* Start *
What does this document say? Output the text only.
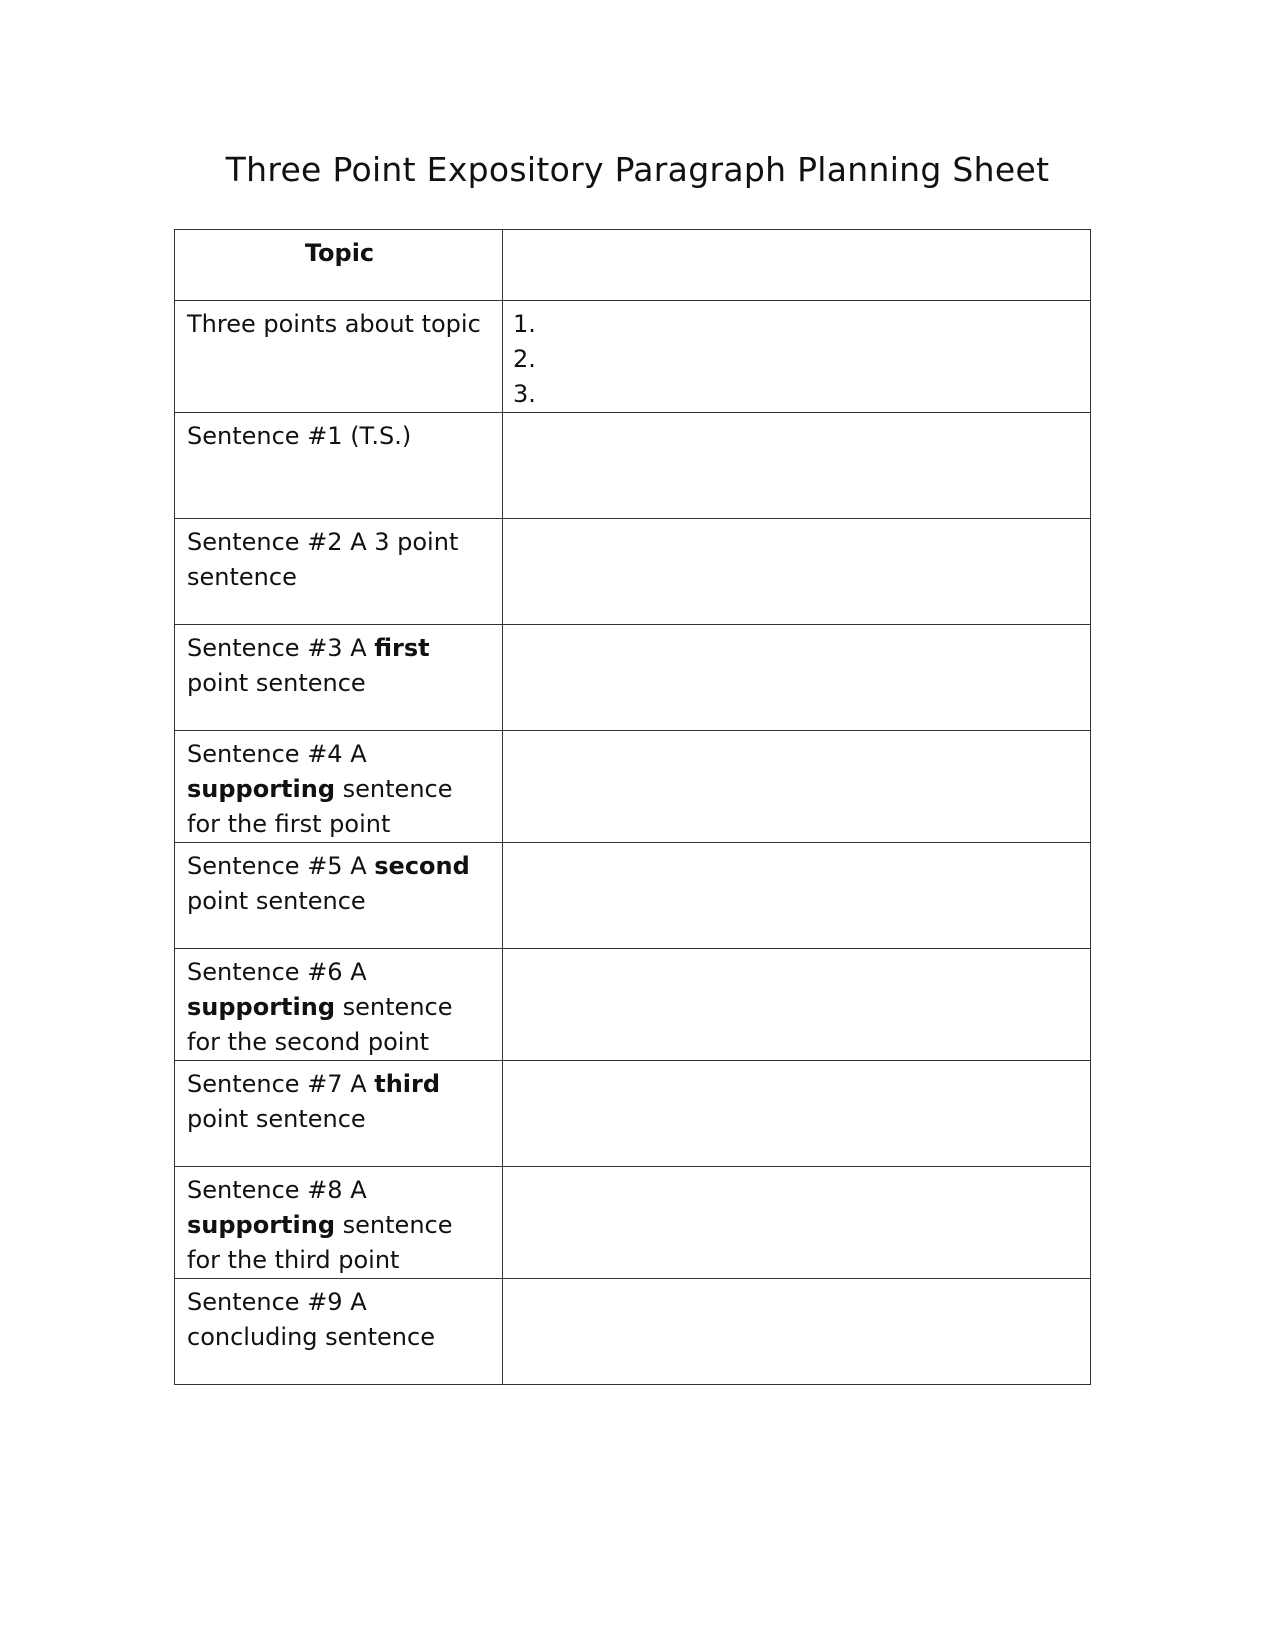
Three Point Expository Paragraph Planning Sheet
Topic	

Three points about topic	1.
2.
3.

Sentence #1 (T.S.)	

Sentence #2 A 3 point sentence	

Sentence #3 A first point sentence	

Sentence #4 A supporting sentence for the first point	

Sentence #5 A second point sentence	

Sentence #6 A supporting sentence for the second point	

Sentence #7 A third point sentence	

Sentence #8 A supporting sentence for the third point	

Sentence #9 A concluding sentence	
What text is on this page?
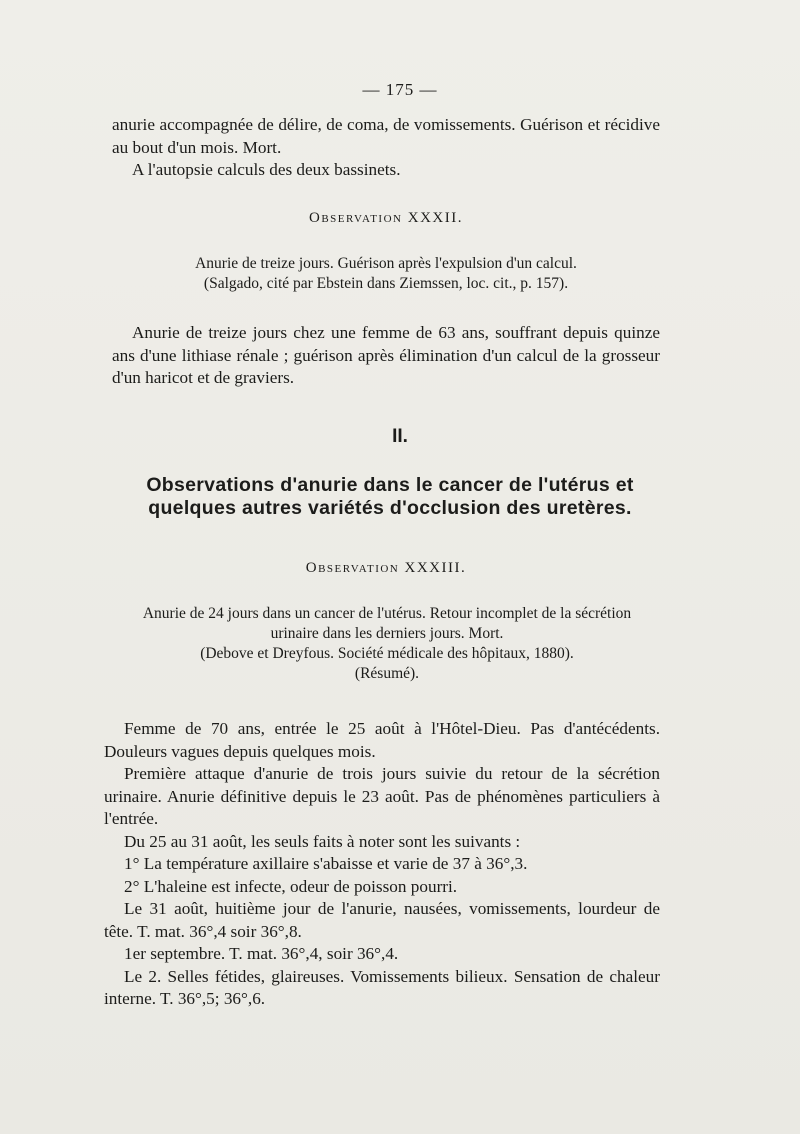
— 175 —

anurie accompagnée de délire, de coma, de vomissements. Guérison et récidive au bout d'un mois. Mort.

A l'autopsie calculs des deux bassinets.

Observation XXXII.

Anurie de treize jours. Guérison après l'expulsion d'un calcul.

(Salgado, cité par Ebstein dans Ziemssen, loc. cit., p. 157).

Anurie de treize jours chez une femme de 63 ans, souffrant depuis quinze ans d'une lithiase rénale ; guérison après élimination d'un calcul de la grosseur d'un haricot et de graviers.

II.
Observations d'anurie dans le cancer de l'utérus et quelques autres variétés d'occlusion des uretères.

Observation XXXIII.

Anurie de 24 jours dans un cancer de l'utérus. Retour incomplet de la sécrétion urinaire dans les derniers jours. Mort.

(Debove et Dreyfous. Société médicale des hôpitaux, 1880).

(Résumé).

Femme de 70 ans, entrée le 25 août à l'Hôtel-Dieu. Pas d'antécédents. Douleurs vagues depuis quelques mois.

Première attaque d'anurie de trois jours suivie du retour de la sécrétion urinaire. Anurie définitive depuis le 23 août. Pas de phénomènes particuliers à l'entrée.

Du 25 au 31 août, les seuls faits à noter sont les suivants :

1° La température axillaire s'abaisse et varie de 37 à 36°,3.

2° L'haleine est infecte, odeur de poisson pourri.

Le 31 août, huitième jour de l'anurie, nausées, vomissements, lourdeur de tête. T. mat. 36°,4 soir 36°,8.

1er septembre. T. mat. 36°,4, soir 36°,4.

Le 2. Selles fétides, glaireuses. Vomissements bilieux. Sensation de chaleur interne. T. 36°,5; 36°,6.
* End *
Quote the material exactly. Pictures stay out.

ANSWER BELOW:
What does this document say? Output the text only.
Three Point Expository Paragraph Planning Sheet
Topic	

Three points about topic	1.
2.
3.

Sentence #1 (T.S.)	

Sentence #2 A 3 point sentence	

Sentence #3 A first point sentence	

Sentence #4 A supporting sentence for the first point	

Sentence #5 A second point sentence	

Sentence #6 A supporting sentence for the second point	

Sentence #7 A third point sentence	

Sentence #8 A supporting sentence for the third point	

Sentence #9 A concluding sentence	
What text is on this page?
— 175 —

anurie accompagnée de délire, de coma, de vomissements. Guérison et récidive au bout d'un mois. Mort.

A l'autopsie calculs des deux bassinets.

Observation XXXII.

Anurie de treize jours. Guérison après l'expulsion d'un calcul.

(Salgado, cité par Ebstein dans Ziemssen, loc. cit., p. 157).

Anurie de treize jours chez une femme de 63 ans, souffrant depuis quinze ans d'une lithiase rénale ; guérison après élimination d'un calcul de la grosseur d'un haricot et de graviers.

II.
Observations d'anurie dans le cancer de l'utérus et quelques autres variétés d'occlusion des uretères.

Observation XXXIII.

Anurie de 24 jours dans un cancer de l'utérus. Retour incomplet de la sécrétion urinaire dans les derniers jours. Mort.

(Debove et Dreyfous. Société médicale des hôpitaux, 1880).

(Résumé).

Femme de 70 ans, entrée le 25 août à l'Hôtel-Dieu. Pas d'antécédents. Douleurs vagues depuis quelques mois.

Première attaque d'anurie de trois jours suivie du retour de la sécrétion urinaire. Anurie définitive depuis le 23 août. Pas de phénomènes particuliers à l'entrée.

Du 25 au 31 août, les seuls faits à noter sont les suivants :

1° La température axillaire s'abaisse et varie de 37 à 36°,3.

2° L'haleine est infecte, odeur de poisson pourri.

Le 31 août, huitième jour de l'anurie, nausées, vomissements, lourdeur de tête. T. mat. 36°,4 soir 36°,8.

1er septembre. T. mat. 36°,4, soir 36°,4.

Le 2. Selles fétides, glaireuses. Vomissements bilieux. Sensation de chaleur interne. T. 36°,5; 36°,6.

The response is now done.